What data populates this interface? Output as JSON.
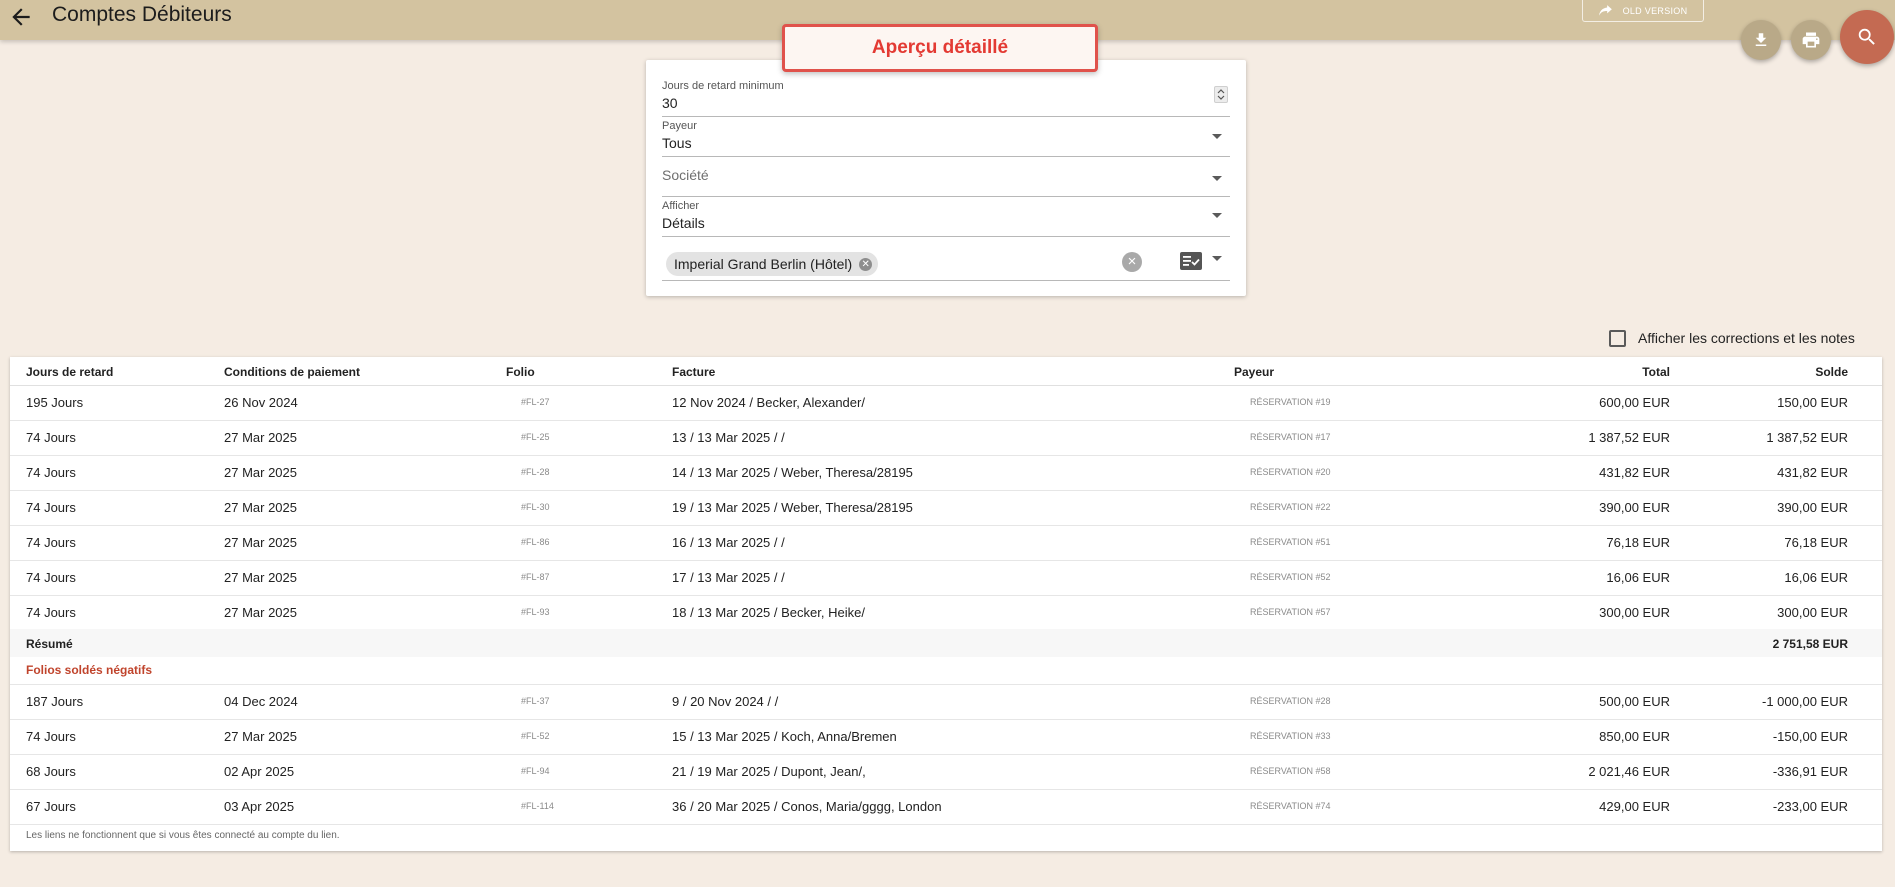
{
  "header": {
    "title": "Comptes Débiteurs",
    "old_version_label": "OLD VERSION"
  },
  "callout": {
    "text": "Aperçu détaillé"
  },
  "filters": {
    "min_days": {
      "label": "Jours de retard minimum",
      "value": "30"
    },
    "payer": {
      "label": "Payeur",
      "value": "Tous"
    },
    "company": {
      "placeholder": "Société"
    },
    "display": {
      "label": "Afficher",
      "value": "Détails"
    },
    "property_chip": "Imperial Grand Berlin (Hôtel)"
  },
  "show_notes_checkbox": {
    "label": "Afficher les corrections et les notes",
    "checked": false
  },
  "table": {
    "columns": [
      "Jours de retard",
      "Conditions de paiement",
      "Folio",
      "Facture",
      "Payeur",
      "Total",
      "Solde"
    ],
    "rows": [
      {
        "days": "195 Jours",
        "terms": "26 Nov 2024",
        "folio": "#FL-27",
        "invoice": "12 Nov 2024 / Becker, Alexander/",
        "payer": "RÉSERVATION #19",
        "total": "600,00 EUR",
        "balance": "150,00 EUR"
      },
      {
        "days": "74 Jours",
        "terms": "27 Mar 2025",
        "folio": "#FL-25",
        "invoice": "13 / 13 Mar 2025 / /",
        "payer": "RÉSERVATION #17",
        "total": "1 387,52 EUR",
        "balance": "1 387,52 EUR"
      },
      {
        "days": "74 Jours",
        "terms": "27 Mar 2025",
        "folio": "#FL-28",
        "invoice": "14 / 13 Mar 2025 / Weber, Theresa/28195",
        "payer": "RÉSERVATION #20",
        "total": "431,82 EUR",
        "balance": "431,82 EUR"
      },
      {
        "days": "74 Jours",
        "terms": "27 Mar 2025",
        "folio": "#FL-30",
        "invoice": "19 / 13 Mar 2025 / Weber, Theresa/28195",
        "payer": "RÉSERVATION #22",
        "total": "390,00 EUR",
        "balance": "390,00 EUR"
      },
      {
        "days": "74 Jours",
        "terms": "27 Mar 2025",
        "folio": "#FL-86",
        "invoice": "16 / 13 Mar 2025 / /",
        "payer": "RÉSERVATION #51",
        "total": "76,18 EUR",
        "balance": "76,18 EUR"
      },
      {
        "days": "74 Jours",
        "terms": "27 Mar 2025",
        "folio": "#FL-87",
        "invoice": "17 / 13 Mar 2025 / /",
        "payer": "RÉSERVATION #52",
        "total": "16,06 EUR",
        "balance": "16,06 EUR"
      },
      {
        "days": "74 Jours",
        "terms": "27 Mar 2025",
        "folio": "#FL-93",
        "invoice": "18 / 13 Mar 2025 / Becker, Heike/",
        "payer": "RÉSERVATION #57",
        "total": "300,00 EUR",
        "balance": "300,00 EUR"
      }
    ],
    "summary": {
      "label": "Résumé",
      "total": "2 751,58 EUR"
    },
    "negative_section_title": "Folios soldés négatifs",
    "negative_rows": [
      {
        "days": "187 Jours",
        "terms": "04 Dec 2024",
        "folio": "#FL-37",
        "invoice": "9 / 20 Nov 2024 / /",
        "payer": "RÉSERVATION #28",
        "total": "500,00 EUR",
        "balance": "-1 000,00 EUR"
      },
      {
        "days": "74 Jours",
        "terms": "27 Mar 2025",
        "folio": "#FL-52",
        "invoice": "15 / 13 Mar 2025 / Koch, Anna/Bremen",
        "payer": "RÉSERVATION #33",
        "total": "850,00 EUR",
        "balance": "-150,00 EUR"
      },
      {
        "days": "68 Jours",
        "terms": "02 Apr 2025",
        "folio": "#FL-94",
        "invoice": "21 / 19 Mar 2025 / Dupont, Jean/,",
        "payer": "RÉSERVATION #58",
        "total": "2 021,46 EUR",
        "balance": "-336,91 EUR"
      },
      {
        "days": "67 Jours",
        "terms": "03 Apr 2025",
        "folio": "#FL-114",
        "invoice": "36 / 20 Mar 2025 / Conos, Maria/gggg, London",
        "payer": "RÉSERVATION #74",
        "total": "429,00 EUR",
        "balance": "-233,00 EUR"
      }
    ],
    "footnote": "Les liens ne fonctionnent que si vous êtes connecté au compte du lien."
  },
  "icons": {
    "back": "arrow-left-icon",
    "old_version": "share-arrow-icon",
    "download": "download-icon",
    "print": "printer-icon",
    "search": "search-icon",
    "chip_remove": "close-circle-icon",
    "clear_all": "close-circle-icon",
    "list": "checklist-icon"
  },
  "colors": {
    "topbar": "#d3c3a0",
    "background": "#f5ece3",
    "search_fab": "#c46a52",
    "callout_border": "#e0524b",
    "negative_title": "#c0442c"
  }
}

Your task ::
Print all of the entries word for word. Omit the pictures they contain.

Task answer ::
What data populates this interface? Output as JSON.
{
  "header": {
    "title": "Comptes Débiteurs",
    "old_version_label": "OLD VERSION"
  },
  "callout": {
    "text": "Aperçu détaillé"
  },
  "filters": {
    "min_days": {
      "label": "Jours de retard minimum",
      "value": "30"
    },
    "payer": {
      "label": "Payeur",
      "value": "Tous"
    },
    "company": {
      "placeholder": "Société"
    },
    "display": {
      "label": "Afficher",
      "value": "Détails"
    },
    "property_chip": "Imperial Grand Berlin (Hôtel)"
  },
  "show_notes_checkbox": {
    "label": "Afficher les corrections et les notes",
    "checked": false
  },
  "table": {
    "columns": [
      "Jours de retard",
      "Conditions de paiement",
      "Folio",
      "Facture",
      "Payeur",
      "Total",
      "Solde"
    ],
    "rows": [
      {
        "days": "195 Jours",
        "terms": "26 Nov 2024",
        "folio": "#FL-27",
        "invoice": "12 Nov 2024 / Becker, Alexander/",
        "payer": "RÉSERVATION #19",
        "total": "600,00 EUR",
        "balance": "150,00 EUR"
      },
      {
        "days": "74 Jours",
        "terms": "27 Mar 2025",
        "folio": "#FL-25",
        "invoice": "13 / 13 Mar 2025 / /",
        "payer": "RÉSERVATION #17",
        "total": "1 387,52 EUR",
        "balance": "1 387,52 EUR"
      },
      {
        "days": "74 Jours",
        "terms": "27 Mar 2025",
        "folio": "#FL-28",
        "invoice": "14 / 13 Mar 2025 / Weber, Theresa/28195",
        "payer": "RÉSERVATION #20",
        "total": "431,82 EUR",
        "balance": "431,82 EUR"
      },
      {
        "days": "74 Jours",
        "terms": "27 Mar 2025",
        "folio": "#FL-30",
        "invoice": "19 / 13 Mar 2025 / Weber, Theresa/28195",
        "payer": "RÉSERVATION #22",
        "total": "390,00 EUR",
        "balance": "390,00 EUR"
      },
      {
        "days": "74 Jours",
        "terms": "27 Mar 2025",
        "folio": "#FL-86",
        "invoice": "16 / 13 Mar 2025 / /",
        "payer": "RÉSERVATION #51",
        "total": "76,18 EUR",
        "balance": "76,18 EUR"
      },
      {
        "days": "74 Jours",
        "terms": "27 Mar 2025",
        "folio": "#FL-87",
        "invoice": "17 / 13 Mar 2025 / /",
        "payer": "RÉSERVATION #52",
        "total": "16,06 EUR",
        "balance": "16,06 EUR"
      },
      {
        "days": "74 Jours",
        "terms": "27 Mar 2025",
        "folio": "#FL-93",
        "invoice": "18 / 13 Mar 2025 / Becker, Heike/",
        "payer": "RÉSERVATION #57",
        "total": "300,00 EUR",
        "balance": "300,00 EUR"
      }
    ],
    "summary": {
      "label": "Résumé",
      "total": "2 751,58 EUR"
    },
    "negative_section_title": "Folios soldés négatifs",
    "negative_rows": [
      {
        "days": "187 Jours",
        "terms": "04 Dec 2024",
        "folio": "#FL-37",
        "invoice": "9 / 20 Nov 2024 / /",
        "payer": "RÉSERVATION #28",
        "total": "500,00 EUR",
        "balance": "-1 000,00 EUR"
      },
      {
        "days": "74 Jours",
        "terms": "27 Mar 2025",
        "folio": "#FL-52",
        "invoice": "15 / 13 Mar 2025 / Koch, Anna/Bremen",
        "payer": "RÉSERVATION #33",
        "total": "850,00 EUR",
        "balance": "-150,00 EUR"
      },
      {
        "days": "68 Jours",
        "terms": "02 Apr 2025",
        "folio": "#FL-94",
        "invoice": "21 / 19 Mar 2025 / Dupont, Jean/,",
        "payer": "RÉSERVATION #58",
        "total": "2 021,46 EUR",
        "balance": "-336,91 EUR"
      },
      {
        "days": "67 Jours",
        "terms": "03 Apr 2025",
        "folio": "#FL-114",
        "invoice": "36 / 20 Mar 2025 / Conos, Maria/gggg, London",
        "payer": "RÉSERVATION #74",
        "total": "429,00 EUR",
        "balance": "-233,00 EUR"
      }
    ],
    "footnote": "Les liens ne fonctionnent que si vous êtes connecté au compte du lien."
  },
  "icons": {
    "back": "arrow-left-icon",
    "old_version": "share-arrow-icon",
    "download": "download-icon",
    "print": "printer-icon",
    "search": "search-icon",
    "chip_remove": "close-circle-icon",
    "clear_all": "close-circle-icon",
    "list": "checklist-icon"
  },
  "colors": {
    "topbar": "#d3c3a0",
    "background": "#f5ece3",
    "search_fab": "#c46a52",
    "callout_border": "#e0524b",
    "negative_title": "#c0442c"
  }
}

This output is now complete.